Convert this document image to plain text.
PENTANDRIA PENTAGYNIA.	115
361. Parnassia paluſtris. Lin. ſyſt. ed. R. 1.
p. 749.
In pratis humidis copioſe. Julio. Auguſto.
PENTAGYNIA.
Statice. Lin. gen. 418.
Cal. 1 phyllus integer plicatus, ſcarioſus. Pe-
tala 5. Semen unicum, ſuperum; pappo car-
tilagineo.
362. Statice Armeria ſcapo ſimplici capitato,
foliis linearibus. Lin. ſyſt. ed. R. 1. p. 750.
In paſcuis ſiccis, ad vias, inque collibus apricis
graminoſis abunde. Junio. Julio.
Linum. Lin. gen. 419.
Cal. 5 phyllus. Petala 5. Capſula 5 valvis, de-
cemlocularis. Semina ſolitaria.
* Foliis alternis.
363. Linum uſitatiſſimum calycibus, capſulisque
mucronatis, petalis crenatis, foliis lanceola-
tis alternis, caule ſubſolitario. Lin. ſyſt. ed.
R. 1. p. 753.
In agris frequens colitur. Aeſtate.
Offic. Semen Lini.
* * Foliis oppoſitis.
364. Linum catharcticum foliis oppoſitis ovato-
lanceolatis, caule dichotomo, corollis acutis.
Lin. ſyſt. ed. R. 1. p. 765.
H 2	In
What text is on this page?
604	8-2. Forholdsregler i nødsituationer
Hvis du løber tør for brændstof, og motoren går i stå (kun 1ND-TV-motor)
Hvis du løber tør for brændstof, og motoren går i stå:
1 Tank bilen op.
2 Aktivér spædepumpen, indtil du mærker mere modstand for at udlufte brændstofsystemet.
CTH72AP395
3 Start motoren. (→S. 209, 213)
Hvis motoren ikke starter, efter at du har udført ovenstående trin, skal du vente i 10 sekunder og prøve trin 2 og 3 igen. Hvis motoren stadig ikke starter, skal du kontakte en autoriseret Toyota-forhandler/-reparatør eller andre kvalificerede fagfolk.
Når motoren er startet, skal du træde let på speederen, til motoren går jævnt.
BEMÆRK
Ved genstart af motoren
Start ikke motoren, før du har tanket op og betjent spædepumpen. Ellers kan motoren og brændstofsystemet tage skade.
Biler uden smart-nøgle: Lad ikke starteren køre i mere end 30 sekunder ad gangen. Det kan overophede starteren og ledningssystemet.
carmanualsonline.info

------------------------------------------------------------

AIM OF THE EXERCISE:
Reproduce the data, keeping every line exactly the same.

THE RESULT:
Convert this document image to plain text.
PENTANDRIA PENTAGYNIA.	115
361. Parnassia paluſtris. Lin. ſyſt. ed. R. 1.
p. 749.
In pratis humidis copioſe. Julio. Auguſto.
PENTAGYNIA.
Statice. Lin. gen. 418.
Cal. 1 phyllus integer plicatus, ſcarioſus. Pe-
tala 5. Semen unicum, ſuperum; pappo car-
tilagineo.
362. Statice Armeria ſcapo ſimplici capitato,
foliis linearibus. Lin. ſyſt. ed. R. 1. p. 750.
In paſcuis ſiccis, ad vias, inque collibus apricis
graminoſis abunde. Junio. Julio.
Linum. Lin. gen. 419.
Cal. 5 phyllus. Petala 5. Capſula 5 valvis, de-
cemlocularis. Semina ſolitaria.
* Foliis alternis.
363. Linum uſitatiſſimum calycibus, capſulisque
mucronatis, petalis crenatis, foliis lanceola-
tis alternis, caule ſubſolitario. Lin. ſyſt. ed.
R. 1. p. 753.
In agris frequens colitur. Aeſtate.
Offic. Semen Lini.
* * Foliis oppoſitis.
364. Linum catharcticum foliis oppoſitis ovato-
lanceolatis, caule dichotomo, corollis acutis.
Lin. ſyſt. ed. R. 1. p. 765.
H 2	In
What text is on this page?
604	8-2. Forholdsregler i nødsituationer
Hvis du løber tør for brændstof, og motoren går i stå (kun 1ND-TV-motor)
Hvis du løber tør for brændstof, og motoren går i stå:
1 Tank bilen op.
2 Aktivér spædepumpen, indtil du mærker mere modstand for at udlufte brændstofsystemet.
CTH72AP395
3 Start motoren. (→S. 209, 213)
Hvis motoren ikke starter, efter at du har udført ovenstående trin, skal du vente i 10 sekunder og prøve trin 2 og 3 igen. Hvis motoren stadig ikke starter, skal du kontakte en autoriseret Toyota-forhandler/-reparatør eller andre kvalificerede fagfolk.
Når motoren er startet, skal du træde let på speederen, til motoren går jævnt.
BEMÆRK
Ved genstart af motoren
Start ikke motoren, før du har tanket op og betjent spædepumpen. Ellers kan motoren og brændstofsystemet tage skade.
Biler uden smart-nøgle: Lad ikke starteren køre i mere end 30 sekunder ad gangen. Det kan overophede starteren og ledningssystemet.
carmanualsonline.info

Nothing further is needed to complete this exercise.